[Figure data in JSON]

※

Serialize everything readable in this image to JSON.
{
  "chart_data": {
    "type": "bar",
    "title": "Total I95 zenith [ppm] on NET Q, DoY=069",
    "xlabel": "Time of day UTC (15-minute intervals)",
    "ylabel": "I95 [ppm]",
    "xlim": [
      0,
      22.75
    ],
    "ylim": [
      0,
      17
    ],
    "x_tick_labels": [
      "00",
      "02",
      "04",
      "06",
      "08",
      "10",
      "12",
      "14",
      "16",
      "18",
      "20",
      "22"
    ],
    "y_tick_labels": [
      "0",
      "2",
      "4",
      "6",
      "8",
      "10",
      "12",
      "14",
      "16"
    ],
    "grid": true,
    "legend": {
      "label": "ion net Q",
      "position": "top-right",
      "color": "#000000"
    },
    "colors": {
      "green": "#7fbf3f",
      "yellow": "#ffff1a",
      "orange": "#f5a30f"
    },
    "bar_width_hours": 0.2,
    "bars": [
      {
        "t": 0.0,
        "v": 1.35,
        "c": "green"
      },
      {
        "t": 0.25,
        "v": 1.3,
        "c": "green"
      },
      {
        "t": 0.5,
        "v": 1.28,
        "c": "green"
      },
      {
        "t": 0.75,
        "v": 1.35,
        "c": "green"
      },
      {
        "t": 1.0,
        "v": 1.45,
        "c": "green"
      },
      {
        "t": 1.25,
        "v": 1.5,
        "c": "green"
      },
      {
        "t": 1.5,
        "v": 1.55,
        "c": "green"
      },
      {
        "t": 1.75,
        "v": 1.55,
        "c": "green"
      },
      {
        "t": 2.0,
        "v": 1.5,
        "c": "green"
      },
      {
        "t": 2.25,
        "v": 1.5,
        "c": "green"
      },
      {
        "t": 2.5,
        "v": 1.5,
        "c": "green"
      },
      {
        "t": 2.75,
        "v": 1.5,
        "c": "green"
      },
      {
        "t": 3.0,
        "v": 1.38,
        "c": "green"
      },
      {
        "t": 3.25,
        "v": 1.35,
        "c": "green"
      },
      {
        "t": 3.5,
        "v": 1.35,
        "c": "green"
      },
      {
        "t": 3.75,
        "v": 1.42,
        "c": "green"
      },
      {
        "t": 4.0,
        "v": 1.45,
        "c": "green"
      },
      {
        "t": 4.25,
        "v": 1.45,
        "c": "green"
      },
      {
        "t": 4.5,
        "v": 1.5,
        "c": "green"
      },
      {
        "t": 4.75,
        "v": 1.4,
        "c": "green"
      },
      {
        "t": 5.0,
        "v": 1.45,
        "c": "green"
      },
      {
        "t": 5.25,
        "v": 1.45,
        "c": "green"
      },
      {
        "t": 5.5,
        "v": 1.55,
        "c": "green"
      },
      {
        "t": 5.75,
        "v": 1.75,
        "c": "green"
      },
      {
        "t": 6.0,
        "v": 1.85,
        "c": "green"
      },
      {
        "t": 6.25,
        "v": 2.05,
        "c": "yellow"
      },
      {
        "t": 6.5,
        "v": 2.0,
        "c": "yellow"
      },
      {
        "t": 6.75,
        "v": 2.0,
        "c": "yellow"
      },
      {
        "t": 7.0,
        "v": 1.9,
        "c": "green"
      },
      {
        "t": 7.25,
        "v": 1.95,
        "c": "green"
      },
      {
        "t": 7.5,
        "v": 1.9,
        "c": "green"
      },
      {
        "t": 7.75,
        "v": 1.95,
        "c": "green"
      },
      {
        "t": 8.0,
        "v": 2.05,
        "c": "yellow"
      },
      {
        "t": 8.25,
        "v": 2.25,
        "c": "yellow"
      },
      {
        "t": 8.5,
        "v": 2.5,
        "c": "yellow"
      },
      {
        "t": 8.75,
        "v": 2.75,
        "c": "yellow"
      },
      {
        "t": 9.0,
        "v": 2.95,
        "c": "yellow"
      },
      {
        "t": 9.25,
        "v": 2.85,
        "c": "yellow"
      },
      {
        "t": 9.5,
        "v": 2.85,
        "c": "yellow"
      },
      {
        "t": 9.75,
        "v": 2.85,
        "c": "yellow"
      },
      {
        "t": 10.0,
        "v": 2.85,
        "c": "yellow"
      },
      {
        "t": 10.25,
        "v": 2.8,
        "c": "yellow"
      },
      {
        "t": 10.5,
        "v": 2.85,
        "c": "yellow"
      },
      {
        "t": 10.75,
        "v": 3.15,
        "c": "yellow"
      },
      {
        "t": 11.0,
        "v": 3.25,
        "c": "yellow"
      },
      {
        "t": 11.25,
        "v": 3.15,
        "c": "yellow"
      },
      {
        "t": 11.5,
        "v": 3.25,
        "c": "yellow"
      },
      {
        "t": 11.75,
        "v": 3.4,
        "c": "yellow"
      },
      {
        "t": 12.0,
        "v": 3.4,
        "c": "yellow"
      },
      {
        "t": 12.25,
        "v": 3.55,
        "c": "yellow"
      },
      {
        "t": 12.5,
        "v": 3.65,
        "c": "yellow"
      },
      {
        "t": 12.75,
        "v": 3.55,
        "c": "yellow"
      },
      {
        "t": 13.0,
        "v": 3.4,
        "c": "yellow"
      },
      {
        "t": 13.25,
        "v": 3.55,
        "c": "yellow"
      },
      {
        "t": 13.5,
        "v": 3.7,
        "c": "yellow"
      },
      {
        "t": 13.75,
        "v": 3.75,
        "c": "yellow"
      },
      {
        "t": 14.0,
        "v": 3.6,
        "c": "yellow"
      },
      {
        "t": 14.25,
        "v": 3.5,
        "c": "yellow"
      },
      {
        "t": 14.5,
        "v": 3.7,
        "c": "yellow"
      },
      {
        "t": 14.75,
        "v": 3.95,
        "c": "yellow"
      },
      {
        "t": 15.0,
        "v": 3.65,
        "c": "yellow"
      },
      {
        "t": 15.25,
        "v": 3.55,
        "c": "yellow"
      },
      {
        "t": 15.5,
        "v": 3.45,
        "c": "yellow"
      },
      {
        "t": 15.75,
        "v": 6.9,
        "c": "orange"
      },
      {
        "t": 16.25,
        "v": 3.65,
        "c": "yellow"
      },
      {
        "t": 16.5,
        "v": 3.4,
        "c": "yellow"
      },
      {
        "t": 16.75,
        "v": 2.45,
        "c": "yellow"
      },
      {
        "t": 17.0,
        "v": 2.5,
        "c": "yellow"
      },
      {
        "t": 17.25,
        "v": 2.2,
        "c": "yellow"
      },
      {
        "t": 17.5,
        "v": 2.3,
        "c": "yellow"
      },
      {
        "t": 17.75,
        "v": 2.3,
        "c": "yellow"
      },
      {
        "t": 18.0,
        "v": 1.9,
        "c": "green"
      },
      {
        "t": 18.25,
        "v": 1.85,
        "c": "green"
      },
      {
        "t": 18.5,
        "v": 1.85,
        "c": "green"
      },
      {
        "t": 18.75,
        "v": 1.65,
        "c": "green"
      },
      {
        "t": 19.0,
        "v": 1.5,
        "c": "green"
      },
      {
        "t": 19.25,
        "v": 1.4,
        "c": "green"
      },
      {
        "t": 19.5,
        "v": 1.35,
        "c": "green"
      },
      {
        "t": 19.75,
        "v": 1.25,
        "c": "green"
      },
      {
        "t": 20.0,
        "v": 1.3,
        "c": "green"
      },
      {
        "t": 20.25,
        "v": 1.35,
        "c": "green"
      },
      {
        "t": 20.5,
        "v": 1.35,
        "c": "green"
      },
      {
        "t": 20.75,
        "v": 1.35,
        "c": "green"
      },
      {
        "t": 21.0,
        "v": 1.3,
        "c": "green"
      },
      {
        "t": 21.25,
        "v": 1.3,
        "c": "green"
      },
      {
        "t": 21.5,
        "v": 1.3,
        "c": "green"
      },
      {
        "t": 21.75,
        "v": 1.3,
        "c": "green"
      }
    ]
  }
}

※

Exactly as shown above, return every record.

Serialize everything readable in this image to JSON.
{
  "chart_data": {
    "type": "bar",
    "title": "Total I95 zenith [ppm] on NET Q, DoY=069",
    "xlabel": "Time of day UTC (15-minute intervals)",
    "ylabel": "I95 [ppm]",
    "xlim": [
      0,
      22.75
    ],
    "ylim": [
      0,
      17
    ],
    "x_tick_labels": [
      "00",
      "02",
      "04",
      "06",
      "08",
      "10",
      "12",
      "14",
      "16",
      "18",
      "20",
      "22"
    ],
    "y_tick_labels": [
      "0",
      "2",
      "4",
      "6",
      "8",
      "10",
      "12",
      "14",
      "16"
    ],
    "grid": true,
    "legend": {
      "label": "ion net Q",
      "position": "top-right",
      "color": "#000000"
    },
    "colors": {
      "green": "#7fbf3f",
      "yellow": "#ffff1a",
      "orange": "#f5a30f"
    },
    "bar_width_hours": 0.2,
    "bars": [
      {
        "t": 0.0,
        "v": 1.35,
        "c": "green"
      },
      {
        "t": 0.25,
        "v": 1.3,
        "c": "green"
      },
      {
        "t": 0.5,
        "v": 1.28,
        "c": "green"
      },
      {
        "t": 0.75,
        "v": 1.35,
        "c": "green"
      },
      {
        "t": 1.0,
        "v": 1.45,
        "c": "green"
      },
      {
        "t": 1.25,
        "v": 1.5,
        "c": "green"
      },
      {
        "t": 1.5,
        "v": 1.55,
        "c": "green"
      },
      {
        "t": 1.75,
        "v": 1.55,
        "c": "green"
      },
      {
        "t": 2.0,
        "v": 1.5,
        "c": "green"
      },
      {
        "t": 2.25,
        "v": 1.5,
        "c": "green"
      },
      {
        "t": 2.5,
        "v": 1.5,
        "c": "green"
      },
      {
        "t": 2.75,
        "v": 1.5,
        "c": "green"
      },
      {
        "t": 3.0,
        "v": 1.38,
        "c": "green"
      },
      {
        "t": 3.25,
        "v": 1.35,
        "c": "green"
      },
      {
        "t": 3.5,
        "v": 1.35,
        "c": "green"
      },
      {
        "t": 3.75,
        "v": 1.42,
        "c": "green"
      },
      {
        "t": 4.0,
        "v": 1.45,
        "c": "green"
      },
      {
        "t": 4.25,
        "v": 1.45,
        "c": "green"
      },
      {
        "t": 4.5,
        "v": 1.5,
        "c": "green"
      },
      {
        "t": 4.75,
        "v": 1.4,
        "c": "green"
      },
      {
        "t": 5.0,
        "v": 1.45,
        "c": "green"
      },
      {
        "t": 5.25,
        "v": 1.45,
        "c": "green"
      },
      {
        "t": 5.5,
        "v": 1.55,
        "c": "green"
      },
      {
        "t": 5.75,
        "v": 1.75,
        "c": "green"
      },
      {
        "t": 6.0,
        "v": 1.85,
        "c": "green"
      },
      {
        "t": 6.25,
        "v": 2.05,
        "c": "yellow"
      },
      {
        "t": 6.5,
        "v": 2.0,
        "c": "yellow"
      },
      {
        "t": 6.75,
        "v": 2.0,
        "c": "yellow"
      },
      {
        "t": 7.0,
        "v": 1.9,
        "c": "green"
      },
      {
        "t": 7.25,
        "v": 1.95,
        "c": "green"
      },
      {
        "t": 7.5,
        "v": 1.9,
        "c": "green"
      },
      {
        "t": 7.75,
        "v": 1.95,
        "c": "green"
      },
      {
        "t": 8.0,
        "v": 2.05,
        "c": "yellow"
      },
      {
        "t": 8.25,
        "v": 2.25,
        "c": "yellow"
      },
      {
        "t": 8.5,
        "v": 2.5,
        "c": "yellow"
      },
      {
        "t": 8.75,
        "v": 2.75,
        "c": "yellow"
      },
      {
        "t": 9.0,
        "v": 2.95,
        "c": "yellow"
      },
      {
        "t": 9.25,
        "v": 2.85,
        "c": "yellow"
      },
      {
        "t": 9.5,
        "v": 2.85,
        "c": "yellow"
      },
      {
        "t": 9.75,
        "v": 2.85,
        "c": "yellow"
      },
      {
        "t": 10.0,
        "v": 2.85,
        "c": "yellow"
      },
      {
        "t": 10.25,
        "v": 2.8,
        "c": "yellow"
      },
      {
        "t": 10.5,
        "v": 2.85,
        "c": "yellow"
      },
      {
        "t": 10.75,
        "v": 3.15,
        "c": "yellow"
      },
      {
        "t": 11.0,
        "v": 3.25,
        "c": "yellow"
      },
      {
        "t": 11.25,
        "v": 3.15,
        "c": "yellow"
      },
      {
        "t": 11.5,
        "v": 3.25,
        "c": "yellow"
      },
      {
        "t": 11.75,
        "v": 3.4,
        "c": "yellow"
      },
      {
        "t": 12.0,
        "v": 3.4,
        "c": "yellow"
      },
      {
        "t": 12.25,
        "v": 3.55,
        "c": "yellow"
      },
      {
        "t": 12.5,
        "v": 3.65,
        "c": "yellow"
      },
      {
        "t": 12.75,
        "v": 3.55,
        "c": "yellow"
      },
      {
        "t": 13.0,
        "v": 3.4,
        "c": "yellow"
      },
      {
        "t": 13.25,
        "v": 3.55,
        "c": "yellow"
      },
      {
        "t": 13.5,
        "v": 3.7,
        "c": "yellow"
      },
      {
        "t": 13.75,
        "v": 3.75,
        "c": "yellow"
      },
      {
        "t": 14.0,
        "v": 3.6,
        "c": "yellow"
      },
      {
        "t": 14.25,
        "v": 3.5,
        "c": "yellow"
      },
      {
        "t": 14.5,
        "v": 3.7,
        "c": "yellow"
      },
      {
        "t": 14.75,
        "v": 3.95,
        "c": "yellow"
      },
      {
        "t": 15.0,
        "v": 3.65,
        "c": "yellow"
      },
      {
        "t": 15.25,
        "v": 3.55,
        "c": "yellow"
      },
      {
        "t": 15.5,
        "v": 3.45,
        "c": "yellow"
      },
      {
        "t": 15.75,
        "v": 6.9,
        "c": "orange"
      },
      {
        "t": 16.25,
        "v": 3.65,
        "c": "yellow"
      },
      {
        "t": 16.5,
        "v": 3.4,
        "c": "yellow"
      },
      {
        "t": 16.75,
        "v": 2.45,
        "c": "yellow"
      },
      {
        "t": 17.0,
        "v": 2.5,
        "c": "yellow"
      },
      {
        "t": 17.25,
        "v": 2.2,
        "c": "yellow"
      },
      {
        "t": 17.5,
        "v": 2.3,
        "c": "yellow"
      },
      {
        "t": 17.75,
        "v": 2.3,
        "c": "yellow"
      },
      {
        "t": 18.0,
        "v": 1.9,
        "c": "green"
      },
      {
        "t": 18.25,
        "v": 1.85,
        "c": "green"
      },
      {
        "t": 18.5,
        "v": 1.85,
        "c": "green"
      },
      {
        "t": 18.75,
        "v": 1.65,
        "c": "green"
      },
      {
        "t": 19.0,
        "v": 1.5,
        "c": "green"
      },
      {
        "t": 19.25,
        "v": 1.4,
        "c": "green"
      },
      {
        "t": 19.5,
        "v": 1.35,
        "c": "green"
      },
      {
        "t": 19.75,
        "v": 1.25,
        "c": "green"
      },
      {
        "t": 20.0,
        "v": 1.3,
        "c": "green"
      },
      {
        "t": 20.25,
        "v": 1.35,
        "c": "green"
      },
      {
        "t": 20.5,
        "v": 1.35,
        "c": "green"
      },
      {
        "t": 20.75,
        "v": 1.35,
        "c": "green"
      },
      {
        "t": 21.0,
        "v": 1.3,
        "c": "green"
      },
      {
        "t": 21.25,
        "v": 1.3,
        "c": "green"
      },
      {
        "t": 21.5,
        "v": 1.3,
        "c": "green"
      },
      {
        "t": 21.75,
        "v": 1.3,
        "c": "green"
      }
    ]
  }
}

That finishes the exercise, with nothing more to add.